TEXT PROVIDED -
★ ★ ★
Monday, Jun. 08, 1942

Bacteria & War

More TNT or more food--more TNT or more nitrogenous fertilizers to make U.S. crops bumper? The answer to this tough wartime question seemed to be more TNT: Department of Agriculture scientists last week foresaw a 53% cut in nitrogenous fertilizers. Behind this possibility was the increased demand for nitrogen, source of both explosives and fertilizers. Though chemical plants now building will soon triple U.S. capacity to produce nitrogen from the air, TNT production is fast approaching 6,000 tons a day. But chemists and farmers have a partial substitute for fertilizer--nitrogen-fixing bacteria.

These useful germs, the only controllable source of agricultural nitrogen besides chemicals, are found in most good farm soils. They live in nodules on the roots of leguminous plants (peas, beans, alfalfa, clover), contribute twice as much nitrogen (33% of the return) to the soil as manures and chemical fertilizers together. But their natural activity can be artificially increased if more bacteria are mixed with legume seed and planted with it. This process is called soil inoculation. Farmers buy the inoculating bacteria in cans of moist humus or bottles of sugary jelly. Enough bacteria for an acre cost from 25-c- to 40-c-, will fix from 100 to 200 lb. of nitrogen. This is equivalent to:

1) 625 to 1,250 lb. of sodium nitrate;

2) 500 to 1,000 lb. of ammonium sulfate,

The Department of Agriculture has already-warned farmers to meet the nitrate shortage by inoculating their legumes. Where legume plantings (which have increased 200 to 300% this year) are substituted, the department bluntly insists on inoculation.

Result: the biggest jump in the history of the bacteria industry. From seed stores and mail-order houses, farmers are buying 25% to 50% more bacteria than last year, when they bought the estimated $1,000,000 output of a score of commercial laboratories.

Some bacteria breeders last week feared that they might not be able to meet the rising demand. One reason: shortage of sauerkraut juice. This inspires bacteria to heroic feats of reproduction, so that they now multiply as much in one day as they formerly multiplied in a fortnight. But WPB, which has taken nitrogen from the farmers, allows sauerkraut makers no cans to ship their juices in.
★ ★ ★
WORK TO COMPLETE -
1. In the article on bacteria and war, what shortage do some bacteria breeders give as one reason they might not meet the rising demand?
2. List every leguminous plant that the article on bacteria and war names as an example.

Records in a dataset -
★ ★ ★
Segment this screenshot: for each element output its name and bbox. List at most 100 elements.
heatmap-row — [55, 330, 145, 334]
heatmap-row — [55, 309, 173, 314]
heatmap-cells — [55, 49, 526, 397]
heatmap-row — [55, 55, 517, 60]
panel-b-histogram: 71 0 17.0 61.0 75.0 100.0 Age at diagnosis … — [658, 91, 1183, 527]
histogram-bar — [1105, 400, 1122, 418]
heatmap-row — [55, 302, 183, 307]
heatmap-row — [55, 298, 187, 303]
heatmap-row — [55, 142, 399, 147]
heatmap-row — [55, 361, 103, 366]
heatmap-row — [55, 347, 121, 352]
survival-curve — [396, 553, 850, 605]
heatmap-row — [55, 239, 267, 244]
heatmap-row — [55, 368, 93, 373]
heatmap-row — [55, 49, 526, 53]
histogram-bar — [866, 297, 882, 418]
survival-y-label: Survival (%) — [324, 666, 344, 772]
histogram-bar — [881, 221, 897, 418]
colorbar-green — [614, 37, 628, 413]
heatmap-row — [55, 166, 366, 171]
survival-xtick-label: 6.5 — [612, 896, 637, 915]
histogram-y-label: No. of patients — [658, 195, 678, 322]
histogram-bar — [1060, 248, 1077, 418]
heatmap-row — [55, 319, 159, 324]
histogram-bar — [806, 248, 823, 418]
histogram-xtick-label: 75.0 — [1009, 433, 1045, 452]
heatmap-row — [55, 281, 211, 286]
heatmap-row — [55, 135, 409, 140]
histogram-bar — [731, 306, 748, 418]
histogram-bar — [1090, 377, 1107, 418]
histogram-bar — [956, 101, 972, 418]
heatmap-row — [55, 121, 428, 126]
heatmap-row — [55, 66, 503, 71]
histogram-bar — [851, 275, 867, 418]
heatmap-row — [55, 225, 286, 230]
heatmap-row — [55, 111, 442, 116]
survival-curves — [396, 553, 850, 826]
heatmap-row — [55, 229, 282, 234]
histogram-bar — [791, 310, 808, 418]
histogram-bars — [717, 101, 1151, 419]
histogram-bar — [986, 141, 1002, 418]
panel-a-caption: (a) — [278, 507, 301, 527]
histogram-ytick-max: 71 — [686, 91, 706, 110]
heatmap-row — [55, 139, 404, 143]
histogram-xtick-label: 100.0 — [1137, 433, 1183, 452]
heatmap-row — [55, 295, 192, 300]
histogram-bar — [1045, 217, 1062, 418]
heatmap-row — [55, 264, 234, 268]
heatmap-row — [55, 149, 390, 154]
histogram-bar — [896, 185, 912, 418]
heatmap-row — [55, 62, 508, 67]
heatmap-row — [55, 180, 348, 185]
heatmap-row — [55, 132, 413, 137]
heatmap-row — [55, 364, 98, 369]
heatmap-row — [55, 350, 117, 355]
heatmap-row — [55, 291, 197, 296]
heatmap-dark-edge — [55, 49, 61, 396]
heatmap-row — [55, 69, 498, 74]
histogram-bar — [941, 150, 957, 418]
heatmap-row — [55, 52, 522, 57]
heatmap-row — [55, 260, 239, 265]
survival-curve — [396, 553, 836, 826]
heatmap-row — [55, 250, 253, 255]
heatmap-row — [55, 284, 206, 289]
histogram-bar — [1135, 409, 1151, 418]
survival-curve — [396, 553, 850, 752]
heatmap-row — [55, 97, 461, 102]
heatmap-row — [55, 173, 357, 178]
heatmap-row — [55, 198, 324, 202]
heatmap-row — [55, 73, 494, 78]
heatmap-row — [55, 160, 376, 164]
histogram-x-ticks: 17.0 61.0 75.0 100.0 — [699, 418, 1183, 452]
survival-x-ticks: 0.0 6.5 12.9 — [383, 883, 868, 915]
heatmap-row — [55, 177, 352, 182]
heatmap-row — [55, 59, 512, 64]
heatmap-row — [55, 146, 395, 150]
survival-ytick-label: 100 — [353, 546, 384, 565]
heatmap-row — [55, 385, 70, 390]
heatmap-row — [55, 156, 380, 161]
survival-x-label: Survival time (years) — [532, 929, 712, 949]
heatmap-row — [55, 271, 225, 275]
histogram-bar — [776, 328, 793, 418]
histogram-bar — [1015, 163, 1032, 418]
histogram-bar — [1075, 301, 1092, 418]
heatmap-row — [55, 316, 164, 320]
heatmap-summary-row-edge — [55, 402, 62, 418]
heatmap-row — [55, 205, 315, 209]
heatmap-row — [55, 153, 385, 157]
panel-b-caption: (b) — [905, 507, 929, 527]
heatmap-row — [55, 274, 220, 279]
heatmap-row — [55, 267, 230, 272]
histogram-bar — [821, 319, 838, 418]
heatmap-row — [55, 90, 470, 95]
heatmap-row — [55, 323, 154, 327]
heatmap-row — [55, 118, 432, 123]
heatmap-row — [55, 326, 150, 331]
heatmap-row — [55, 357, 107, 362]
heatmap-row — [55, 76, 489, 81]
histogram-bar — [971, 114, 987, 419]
★ ★ ★
SOLVED TASKS -
1. A shortage of sauerkraut juice.

2. Peas, beans, alfalfa, clover